**What is needed**
Extract every line of the listing below word for word, omitting the picture.
----
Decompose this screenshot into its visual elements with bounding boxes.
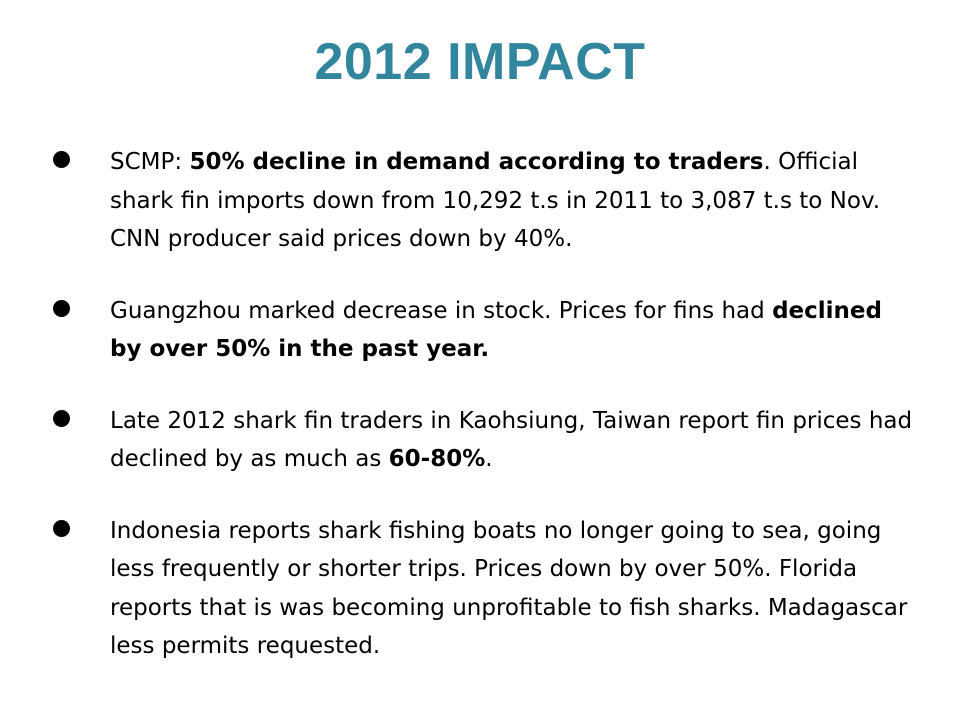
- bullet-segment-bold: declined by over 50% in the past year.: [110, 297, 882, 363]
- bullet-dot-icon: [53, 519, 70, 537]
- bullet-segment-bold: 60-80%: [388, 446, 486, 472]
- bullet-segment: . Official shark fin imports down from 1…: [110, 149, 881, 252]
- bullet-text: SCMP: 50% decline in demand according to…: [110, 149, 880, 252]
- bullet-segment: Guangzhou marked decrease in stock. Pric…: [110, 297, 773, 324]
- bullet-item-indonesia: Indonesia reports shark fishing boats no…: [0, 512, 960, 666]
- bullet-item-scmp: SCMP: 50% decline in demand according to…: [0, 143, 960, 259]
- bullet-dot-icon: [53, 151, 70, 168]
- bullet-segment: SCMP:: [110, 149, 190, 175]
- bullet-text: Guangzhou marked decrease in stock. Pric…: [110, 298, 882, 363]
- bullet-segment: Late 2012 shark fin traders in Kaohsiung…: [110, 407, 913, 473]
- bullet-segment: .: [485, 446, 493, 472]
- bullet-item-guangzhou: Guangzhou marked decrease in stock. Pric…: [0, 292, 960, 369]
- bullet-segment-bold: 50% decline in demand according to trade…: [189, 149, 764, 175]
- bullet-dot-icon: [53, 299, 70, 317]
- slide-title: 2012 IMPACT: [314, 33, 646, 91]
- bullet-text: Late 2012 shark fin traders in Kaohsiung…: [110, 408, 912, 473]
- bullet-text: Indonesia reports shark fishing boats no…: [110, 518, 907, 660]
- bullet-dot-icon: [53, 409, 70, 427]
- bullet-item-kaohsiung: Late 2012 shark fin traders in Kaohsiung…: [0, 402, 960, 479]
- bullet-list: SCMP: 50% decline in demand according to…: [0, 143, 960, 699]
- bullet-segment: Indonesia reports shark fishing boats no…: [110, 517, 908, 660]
----
**Exercise result**
Decompose this screenshot into its visual elements with bounding boxes.
- bullet-segment-bold: declined by over 50% in the past year.: [110, 297, 882, 363]
- bullet-dot-icon: [53, 519, 70, 537]
- bullet-segment-bold: 60-80%: [388, 446, 486, 472]
- bullet-segment: . Official shark fin imports down from 1…: [110, 149, 881, 252]
- bullet-text: SCMP: 50% decline in demand according to…: [110, 149, 880, 252]
- bullet-segment: Guangzhou marked decrease in stock. Pric…: [110, 297, 773, 324]
- bullet-item-indonesia: Indonesia reports shark fishing boats no…: [0, 512, 960, 666]
- bullet-item-scmp: SCMP: 50% decline in demand according to…: [0, 143, 960, 259]
- bullet-dot-icon: [53, 151, 70, 168]
- bullet-segment: SCMP:: [110, 149, 190, 175]
- bullet-text: Guangzhou marked decrease in stock. Pric…: [110, 298, 882, 363]
- bullet-segment: Late 2012 shark fin traders in Kaohsiung…: [110, 407, 913, 473]
- bullet-segment: .: [485, 446, 493, 472]
- bullet-item-guangzhou: Guangzhou marked decrease in stock. Pric…: [0, 292, 960, 369]
- bullet-segment-bold: 50% decline in demand according to trade…: [189, 149, 764, 175]
- bullet-dot-icon: [53, 299, 70, 317]
- slide-title: 2012 IMPACT: [314, 33, 646, 91]
- bullet-text: Late 2012 shark fin traders in Kaohsiung…: [110, 408, 912, 473]
- bullet-text: Indonesia reports shark fishing boats no…: [110, 518, 907, 660]
- bullet-dot-icon: [53, 409, 70, 427]
- bullet-item-kaohsiung: Late 2012 shark fin traders in Kaohsiung…: [0, 402, 960, 479]
- bullet-list: SCMP: 50% decline in demand according to…: [0, 143, 960, 699]
- bullet-segment: Indonesia reports shark fishing boats no…: [110, 517, 908, 660]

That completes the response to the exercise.